* Task prompt *
Retype all of the listing exactly, passing over any picture you find.

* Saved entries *
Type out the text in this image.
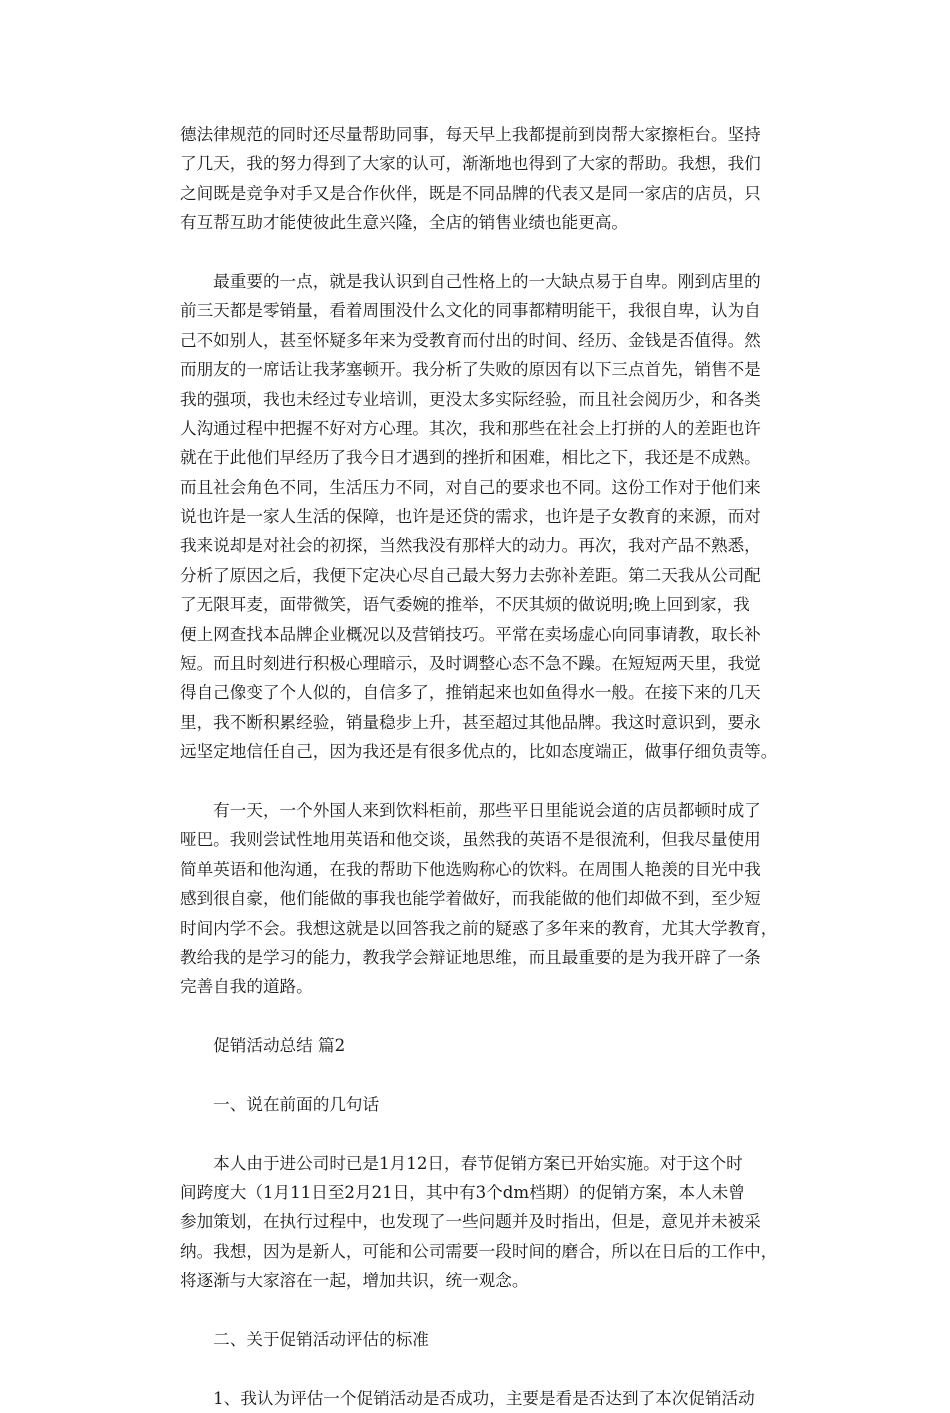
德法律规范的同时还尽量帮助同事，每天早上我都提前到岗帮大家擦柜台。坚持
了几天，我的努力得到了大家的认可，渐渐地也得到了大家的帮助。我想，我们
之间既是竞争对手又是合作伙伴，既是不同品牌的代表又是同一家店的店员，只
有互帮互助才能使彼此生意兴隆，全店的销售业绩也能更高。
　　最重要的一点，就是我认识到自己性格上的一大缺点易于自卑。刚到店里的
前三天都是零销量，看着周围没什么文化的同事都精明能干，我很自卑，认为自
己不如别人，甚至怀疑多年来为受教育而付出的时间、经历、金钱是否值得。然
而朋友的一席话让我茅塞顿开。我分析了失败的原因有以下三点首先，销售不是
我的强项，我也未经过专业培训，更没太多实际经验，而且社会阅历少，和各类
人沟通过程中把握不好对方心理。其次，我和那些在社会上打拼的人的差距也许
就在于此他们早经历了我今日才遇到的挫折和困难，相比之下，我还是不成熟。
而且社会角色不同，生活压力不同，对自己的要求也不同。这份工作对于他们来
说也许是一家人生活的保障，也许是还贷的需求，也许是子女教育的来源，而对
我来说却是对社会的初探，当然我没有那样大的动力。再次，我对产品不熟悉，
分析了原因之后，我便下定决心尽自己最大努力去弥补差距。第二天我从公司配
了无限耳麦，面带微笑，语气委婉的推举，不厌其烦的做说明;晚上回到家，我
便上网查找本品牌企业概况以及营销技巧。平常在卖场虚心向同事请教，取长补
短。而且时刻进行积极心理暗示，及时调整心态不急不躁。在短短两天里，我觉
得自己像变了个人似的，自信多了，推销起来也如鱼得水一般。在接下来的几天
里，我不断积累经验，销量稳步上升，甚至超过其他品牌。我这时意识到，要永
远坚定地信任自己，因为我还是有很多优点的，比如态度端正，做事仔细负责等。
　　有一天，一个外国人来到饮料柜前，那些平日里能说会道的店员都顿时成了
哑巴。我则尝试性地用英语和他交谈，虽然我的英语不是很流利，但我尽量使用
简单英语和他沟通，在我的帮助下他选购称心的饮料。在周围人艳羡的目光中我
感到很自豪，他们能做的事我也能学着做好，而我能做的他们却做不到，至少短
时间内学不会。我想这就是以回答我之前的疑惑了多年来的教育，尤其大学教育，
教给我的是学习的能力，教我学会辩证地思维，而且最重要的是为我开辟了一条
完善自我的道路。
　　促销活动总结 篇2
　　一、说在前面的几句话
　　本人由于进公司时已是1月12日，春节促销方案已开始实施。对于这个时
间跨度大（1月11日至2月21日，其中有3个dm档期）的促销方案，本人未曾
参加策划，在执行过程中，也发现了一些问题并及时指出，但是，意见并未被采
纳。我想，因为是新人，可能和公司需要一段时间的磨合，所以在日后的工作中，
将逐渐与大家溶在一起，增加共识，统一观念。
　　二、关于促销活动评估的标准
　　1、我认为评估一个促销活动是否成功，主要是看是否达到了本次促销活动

* Task solution *
Type out the text in this image.
德法律规范的同时还尽量帮助同事，每天早上我都提前到岗帮大家擦柜台。坚持
了几天，我的努力得到了大家的认可，渐渐地也得到了大家的帮助。我想，我们
之间既是竞争对手又是合作伙伴，既是不同品牌的代表又是同一家店的店员，只
有互帮互助才能使彼此生意兴隆，全店的销售业绩也能更高。
　　最重要的一点，就是我认识到自己性格上的一大缺点易于自卑。刚到店里的
前三天都是零销量，看着周围没什么文化的同事都精明能干，我很自卑，认为自
己不如别人，甚至怀疑多年来为受教育而付出的时间、经历、金钱是否值得。然
而朋友的一席话让我茅塞顿开。我分析了失败的原因有以下三点首先，销售不是
我的强项，我也未经过专业培训，更没太多实际经验，而且社会阅历少，和各类
人沟通过程中把握不好对方心理。其次，我和那些在社会上打拼的人的差距也许
就在于此他们早经历了我今日才遇到的挫折和困难，相比之下，我还是不成熟。
而且社会角色不同，生活压力不同，对自己的要求也不同。这份工作对于他们来
说也许是一家人生活的保障，也许是还贷的需求，也许是子女教育的来源，而对
我来说却是对社会的初探，当然我没有那样大的动力。再次，我对产品不熟悉，
分析了原因之后，我便下定决心尽自己最大努力去弥补差距。第二天我从公司配
了无限耳麦，面带微笑，语气委婉的推举，不厌其烦的做说明;晚上回到家，我
便上网查找本品牌企业概况以及营销技巧。平常在卖场虚心向同事请教，取长补
短。而且时刻进行积极心理暗示，及时调整心态不急不躁。在短短两天里，我觉
得自己像变了个人似的，自信多了，推销起来也如鱼得水一般。在接下来的几天
里，我不断积累经验，销量稳步上升，甚至超过其他品牌。我这时意识到，要永
远坚定地信任自己，因为我还是有很多优点的，比如态度端正，做事仔细负责等。
　　有一天，一个外国人来到饮料柜前，那些平日里能说会道的店员都顿时成了
哑巴。我则尝试性地用英语和他交谈，虽然我的英语不是很流利，但我尽量使用
简单英语和他沟通，在我的帮助下他选购称心的饮料。在周围人艳羡的目光中我
感到很自豪，他们能做的事我也能学着做好，而我能做的他们却做不到，至少短
时间内学不会。我想这就是以回答我之前的疑惑了多年来的教育，尤其大学教育，
教给我的是学习的能力，教我学会辩证地思维，而且最重要的是为我开辟了一条
完善自我的道路。
　　促销活动总结 篇2
　　一、说在前面的几句话
　　本人由于进公司时已是1月12日，春节促销方案已开始实施。对于这个时
间跨度大（1月11日至2月21日，其中有3个dm档期）的促销方案，本人未曾
参加策划，在执行过程中，也发现了一些问题并及时指出，但是，意见并未被采
纳。我想，因为是新人，可能和公司需要一段时间的磨合，所以在日后的工作中，
将逐渐与大家溶在一起，增加共识，统一观念。
　　二、关于促销活动评估的标准
　　1、我认为评估一个促销活动是否成功，主要是看是否达到了本次促销活动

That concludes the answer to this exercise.